Reproduce the following data verbatim, keeping every line and character unchanged.

----------

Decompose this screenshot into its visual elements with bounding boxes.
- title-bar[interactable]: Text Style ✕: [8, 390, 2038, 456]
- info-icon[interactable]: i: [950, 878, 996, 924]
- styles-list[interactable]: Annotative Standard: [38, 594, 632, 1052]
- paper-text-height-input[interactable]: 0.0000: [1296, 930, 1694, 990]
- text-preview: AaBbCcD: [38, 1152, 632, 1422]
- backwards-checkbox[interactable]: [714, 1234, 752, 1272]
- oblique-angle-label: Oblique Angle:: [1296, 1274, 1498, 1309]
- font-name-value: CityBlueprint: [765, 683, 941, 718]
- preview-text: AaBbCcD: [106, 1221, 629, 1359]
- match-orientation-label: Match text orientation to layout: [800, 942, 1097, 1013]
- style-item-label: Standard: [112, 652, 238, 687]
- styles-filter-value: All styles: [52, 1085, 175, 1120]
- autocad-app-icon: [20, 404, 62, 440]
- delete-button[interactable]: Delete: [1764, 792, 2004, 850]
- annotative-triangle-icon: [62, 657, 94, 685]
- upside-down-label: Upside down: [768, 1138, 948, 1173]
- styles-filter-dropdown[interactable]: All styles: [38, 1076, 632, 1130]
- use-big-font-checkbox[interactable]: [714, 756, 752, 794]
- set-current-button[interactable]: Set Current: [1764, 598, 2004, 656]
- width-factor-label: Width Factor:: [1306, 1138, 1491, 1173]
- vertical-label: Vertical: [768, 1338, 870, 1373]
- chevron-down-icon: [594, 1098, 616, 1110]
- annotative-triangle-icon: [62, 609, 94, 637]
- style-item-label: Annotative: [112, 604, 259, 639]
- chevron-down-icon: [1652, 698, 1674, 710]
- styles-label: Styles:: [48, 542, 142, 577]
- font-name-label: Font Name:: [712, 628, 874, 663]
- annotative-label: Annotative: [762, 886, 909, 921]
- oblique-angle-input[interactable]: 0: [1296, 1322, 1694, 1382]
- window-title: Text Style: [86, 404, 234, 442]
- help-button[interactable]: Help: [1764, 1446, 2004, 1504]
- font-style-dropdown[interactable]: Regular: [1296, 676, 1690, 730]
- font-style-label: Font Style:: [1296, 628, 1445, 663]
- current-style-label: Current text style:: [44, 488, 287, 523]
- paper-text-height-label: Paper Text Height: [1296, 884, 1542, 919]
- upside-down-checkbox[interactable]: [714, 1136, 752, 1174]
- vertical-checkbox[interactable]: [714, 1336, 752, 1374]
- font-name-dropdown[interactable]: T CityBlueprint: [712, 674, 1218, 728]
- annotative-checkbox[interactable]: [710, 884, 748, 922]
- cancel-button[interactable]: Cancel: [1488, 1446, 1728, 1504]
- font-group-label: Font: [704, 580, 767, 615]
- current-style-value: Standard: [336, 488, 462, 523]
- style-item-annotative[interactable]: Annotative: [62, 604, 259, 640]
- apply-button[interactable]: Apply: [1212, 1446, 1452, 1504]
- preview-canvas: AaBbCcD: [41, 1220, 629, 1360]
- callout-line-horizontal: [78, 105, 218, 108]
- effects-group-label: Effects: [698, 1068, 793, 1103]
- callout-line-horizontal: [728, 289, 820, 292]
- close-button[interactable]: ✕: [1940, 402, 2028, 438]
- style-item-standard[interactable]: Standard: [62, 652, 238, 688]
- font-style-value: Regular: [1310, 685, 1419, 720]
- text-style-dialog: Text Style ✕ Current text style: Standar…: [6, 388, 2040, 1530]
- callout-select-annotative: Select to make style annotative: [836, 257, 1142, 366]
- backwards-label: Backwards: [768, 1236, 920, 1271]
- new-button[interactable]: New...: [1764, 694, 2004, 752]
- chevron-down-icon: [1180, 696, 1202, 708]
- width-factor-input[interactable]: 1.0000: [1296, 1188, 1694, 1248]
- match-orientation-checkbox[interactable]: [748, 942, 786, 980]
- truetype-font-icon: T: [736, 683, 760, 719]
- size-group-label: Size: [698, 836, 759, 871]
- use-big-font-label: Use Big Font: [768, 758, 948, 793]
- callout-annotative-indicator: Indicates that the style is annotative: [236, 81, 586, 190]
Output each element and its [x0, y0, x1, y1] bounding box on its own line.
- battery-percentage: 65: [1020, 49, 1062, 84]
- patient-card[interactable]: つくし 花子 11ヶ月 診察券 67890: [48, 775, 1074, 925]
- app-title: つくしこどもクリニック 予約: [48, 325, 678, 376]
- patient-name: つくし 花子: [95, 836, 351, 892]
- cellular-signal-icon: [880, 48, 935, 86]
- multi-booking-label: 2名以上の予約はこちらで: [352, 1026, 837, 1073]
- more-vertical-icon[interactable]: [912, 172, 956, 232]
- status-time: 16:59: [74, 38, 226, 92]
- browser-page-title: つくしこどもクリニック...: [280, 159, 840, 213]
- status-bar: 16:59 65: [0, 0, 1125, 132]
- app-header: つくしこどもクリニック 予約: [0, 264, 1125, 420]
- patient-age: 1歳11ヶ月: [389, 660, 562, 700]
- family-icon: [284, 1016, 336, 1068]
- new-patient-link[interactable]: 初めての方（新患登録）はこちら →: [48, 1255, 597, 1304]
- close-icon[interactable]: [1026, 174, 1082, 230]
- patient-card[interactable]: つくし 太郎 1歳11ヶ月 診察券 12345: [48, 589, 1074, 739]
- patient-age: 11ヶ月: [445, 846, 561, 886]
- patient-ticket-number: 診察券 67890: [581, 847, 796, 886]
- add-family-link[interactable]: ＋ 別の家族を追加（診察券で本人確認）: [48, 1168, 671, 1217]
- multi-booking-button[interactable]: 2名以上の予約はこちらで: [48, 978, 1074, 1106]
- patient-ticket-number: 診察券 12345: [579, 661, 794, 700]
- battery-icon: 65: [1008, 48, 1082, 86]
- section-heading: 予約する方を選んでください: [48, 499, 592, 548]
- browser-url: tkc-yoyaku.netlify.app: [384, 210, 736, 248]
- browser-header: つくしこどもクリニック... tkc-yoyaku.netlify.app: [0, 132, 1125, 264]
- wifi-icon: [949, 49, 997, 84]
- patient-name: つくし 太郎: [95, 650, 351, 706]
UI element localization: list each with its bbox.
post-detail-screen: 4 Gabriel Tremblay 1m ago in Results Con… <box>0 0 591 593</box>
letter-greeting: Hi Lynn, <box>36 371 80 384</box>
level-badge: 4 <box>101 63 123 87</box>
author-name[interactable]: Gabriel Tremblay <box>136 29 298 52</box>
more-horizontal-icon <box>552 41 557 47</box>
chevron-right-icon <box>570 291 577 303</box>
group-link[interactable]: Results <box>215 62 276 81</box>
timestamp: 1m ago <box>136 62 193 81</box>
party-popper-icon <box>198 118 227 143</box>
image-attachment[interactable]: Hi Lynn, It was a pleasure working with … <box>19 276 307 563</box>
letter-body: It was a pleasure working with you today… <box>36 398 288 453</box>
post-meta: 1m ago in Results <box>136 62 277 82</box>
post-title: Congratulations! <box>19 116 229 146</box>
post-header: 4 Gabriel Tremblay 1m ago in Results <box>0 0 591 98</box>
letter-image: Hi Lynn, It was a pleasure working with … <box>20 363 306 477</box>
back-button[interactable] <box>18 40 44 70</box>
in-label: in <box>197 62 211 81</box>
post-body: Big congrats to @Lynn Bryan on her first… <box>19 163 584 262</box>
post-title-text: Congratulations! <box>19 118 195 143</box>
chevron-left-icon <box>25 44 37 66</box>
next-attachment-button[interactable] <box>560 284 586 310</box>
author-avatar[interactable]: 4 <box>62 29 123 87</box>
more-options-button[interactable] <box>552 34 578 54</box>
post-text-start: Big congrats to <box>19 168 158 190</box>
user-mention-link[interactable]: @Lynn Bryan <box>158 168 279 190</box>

----------

» ANSWER FOR THE TASK
Decompose this screenshot into its visual elements with bounding boxes.
- title-bar[interactable]: Text Style ✕: [8, 390, 2038, 456]
- info-icon[interactable]: i: [950, 878, 996, 924]
- styles-list[interactable]: Annotative Standard: [38, 594, 632, 1052]
- paper-text-height-input[interactable]: 0.0000: [1296, 930, 1694, 990]
- text-preview: AaBbCcD: [38, 1152, 632, 1422]
- backwards-checkbox[interactable]: [714, 1234, 752, 1272]
- oblique-angle-label: Oblique Angle:: [1296, 1274, 1498, 1309]
- font-name-value: CityBlueprint: [765, 683, 941, 718]
- preview-text: AaBbCcD: [106, 1221, 629, 1359]
- match-orientation-label: Match text orientation to layout: [800, 942, 1097, 1013]
- style-item-label: Standard: [112, 652, 238, 687]
- styles-filter-value: All styles: [52, 1085, 175, 1120]
- autocad-app-icon: [20, 404, 62, 440]
- delete-button[interactable]: Delete: [1764, 792, 2004, 850]
- annotative-triangle-icon: [62, 657, 94, 685]
- upside-down-label: Upside down: [768, 1138, 948, 1173]
- styles-filter-dropdown[interactable]: All styles: [38, 1076, 632, 1130]
- use-big-font-checkbox[interactable]: [714, 756, 752, 794]
- set-current-button[interactable]: Set Current: [1764, 598, 2004, 656]
- width-factor-label: Width Factor:: [1306, 1138, 1491, 1173]
- vertical-label: Vertical: [768, 1338, 870, 1373]
- chevron-down-icon: [594, 1098, 616, 1110]
- annotative-triangle-icon: [62, 609, 94, 637]
- style-item-label: Annotative: [112, 604, 259, 639]
- chevron-down-icon: [1652, 698, 1674, 710]
- styles-label: Styles:: [48, 542, 142, 577]
- font-name-label: Font Name:: [712, 628, 874, 663]
- annotative-label: Annotative: [762, 886, 909, 921]
- oblique-angle-input[interactable]: 0: [1296, 1322, 1694, 1382]
- window-title: Text Style: [86, 404, 234, 442]
- help-button[interactable]: Help: [1764, 1446, 2004, 1504]
- font-style-dropdown[interactable]: Regular: [1296, 676, 1690, 730]
- font-style-label: Font Style:: [1296, 628, 1445, 663]
- current-style-label: Current text style:: [44, 488, 287, 523]
- paper-text-height-label: Paper Text Height: [1296, 884, 1542, 919]
- upside-down-checkbox[interactable]: [714, 1136, 752, 1174]
- vertical-checkbox[interactable]: [714, 1336, 752, 1374]
- font-name-dropdown[interactable]: T CityBlueprint: [712, 674, 1218, 728]
- annotative-checkbox[interactable]: [710, 884, 748, 922]
- cancel-button[interactable]: Cancel: [1488, 1446, 1728, 1504]
- font-group-label: Font: [704, 580, 767, 615]
- current-style-value: Standard: [336, 488, 462, 523]
- style-item-annotative[interactable]: Annotative: [62, 604, 259, 640]
- apply-button[interactable]: Apply: [1212, 1446, 1452, 1504]
- preview-canvas: AaBbCcD: [41, 1220, 629, 1360]
- callout-line-horizontal: [78, 105, 218, 108]
- effects-group-label: Effects: [698, 1068, 793, 1103]
- callout-line-horizontal: [728, 289, 820, 292]
- close-button[interactable]: ✕: [1940, 402, 2028, 438]
- style-item-standard[interactable]: Standard: [62, 652, 238, 688]
- font-style-value: Regular: [1310, 685, 1419, 720]
- text-style-dialog: Text Style ✕ Current text style: Standar…: [6, 388, 2040, 1530]
- callout-select-annotative: Select to make style annotative: [836, 257, 1142, 366]
- backwards-label: Backwards: [768, 1236, 920, 1271]
- new-button[interactable]: New...: [1764, 694, 2004, 752]
- chevron-down-icon: [1180, 696, 1202, 708]
- width-factor-input[interactable]: 1.0000: [1296, 1188, 1694, 1248]
- match-orientation-checkbox[interactable]: [748, 942, 786, 980]
- truetype-font-icon: T: [736, 683, 760, 719]
- size-group-label: Size: [698, 836, 759, 871]
- use-big-font-label: Use Big Font: [768, 758, 948, 793]
- callout-annotative-indicator: Indicates that the style is annotative: [236, 81, 586, 190]
Output each element and its [x0, y0, x1, y1] bounding box on its own line.
- battery-percentage: 65: [1020, 49, 1062, 84]
- patient-card[interactable]: つくし 花子 11ヶ月 診察券 67890: [48, 775, 1074, 925]
- app-title: つくしこどもクリニック 予約: [48, 325, 678, 376]
- patient-name: つくし 花子: [95, 836, 351, 892]
- cellular-signal-icon: [880, 48, 935, 86]
- multi-booking-label: 2名以上の予約はこちらで: [352, 1026, 837, 1073]
- more-vertical-icon[interactable]: [912, 172, 956, 232]
- status-time: 16:59: [74, 38, 226, 92]
- browser-page-title: つくしこどもクリニック...: [280, 159, 840, 213]
- status-bar: 16:59 65: [0, 0, 1125, 132]
- app-header: つくしこどもクリニック 予約: [0, 264, 1125, 420]
- patient-age: 1歳11ヶ月: [389, 660, 562, 700]
- family-icon: [284, 1016, 336, 1068]
- new-patient-link[interactable]: 初めての方（新患登録）はこちら →: [48, 1255, 597, 1304]
- close-icon[interactable]: [1026, 174, 1082, 230]
- patient-card[interactable]: つくし 太郎 1歳11ヶ月 診察券 12345: [48, 589, 1074, 739]
- patient-age: 11ヶ月: [445, 846, 561, 886]
- patient-ticket-number: 診察券 67890: [581, 847, 796, 886]
- add-family-link[interactable]: ＋ 別の家族を追加（診察券で本人確認）: [48, 1168, 671, 1217]
- multi-booking-button[interactable]: 2名以上の予約はこちらで: [48, 978, 1074, 1106]
- patient-ticket-number: 診察券 12345: [579, 661, 794, 700]
- battery-icon: 65: [1008, 48, 1082, 86]
- section-heading: 予約する方を選んでください: [48, 499, 592, 548]
- browser-url: tkc-yoyaku.netlify.app: [384, 210, 736, 248]
- browser-header: つくしこどもクリニック... tkc-yoyaku.netlify.app: [0, 132, 1125, 264]
- wifi-icon: [949, 49, 997, 84]
- patient-name: つくし 太郎: [95, 650, 351, 706]
UI element localization: list each with its bbox.
post-detail-screen: 4 Gabriel Tremblay 1m ago in Results Con… <box>0 0 591 593</box>
letter-greeting: Hi Lynn, <box>36 371 80 384</box>
level-badge: 4 <box>101 63 123 87</box>
author-name[interactable]: Gabriel Tremblay <box>136 29 298 52</box>
more-horizontal-icon <box>552 41 557 47</box>
chevron-right-icon <box>570 291 577 303</box>
group-link[interactable]: Results <box>215 62 276 81</box>
timestamp: 1m ago <box>136 62 193 81</box>
party-popper-icon <box>198 118 227 143</box>
image-attachment[interactable]: Hi Lynn, It was a pleasure working with … <box>19 276 307 563</box>
letter-body: It was a pleasure working with you today… <box>36 398 288 453</box>
post-meta: 1m ago in Results <box>136 62 277 82</box>
post-title: Congratulations! <box>19 116 229 146</box>
post-header: 4 Gabriel Tremblay 1m ago in Results <box>0 0 591 98</box>
letter-image: Hi Lynn, It was a pleasure working with … <box>20 363 306 477</box>
back-button[interactable] <box>18 40 44 70</box>
in-label: in <box>197 62 211 81</box>
post-body: Big congrats to @Lynn Bryan on her first… <box>19 163 584 262</box>
post-title-text: Congratulations! <box>19 118 195 143</box>
chevron-left-icon <box>25 44 37 66</box>
next-attachment-button[interactable] <box>560 284 586 310</box>
author-avatar[interactable]: 4 <box>62 29 123 87</box>
more-options-button[interactable] <box>552 34 578 54</box>
post-text-start: Big congrats to <box>19 168 158 190</box>
user-mention-link[interactable]: @Lynn Bryan <box>158 168 279 190</box>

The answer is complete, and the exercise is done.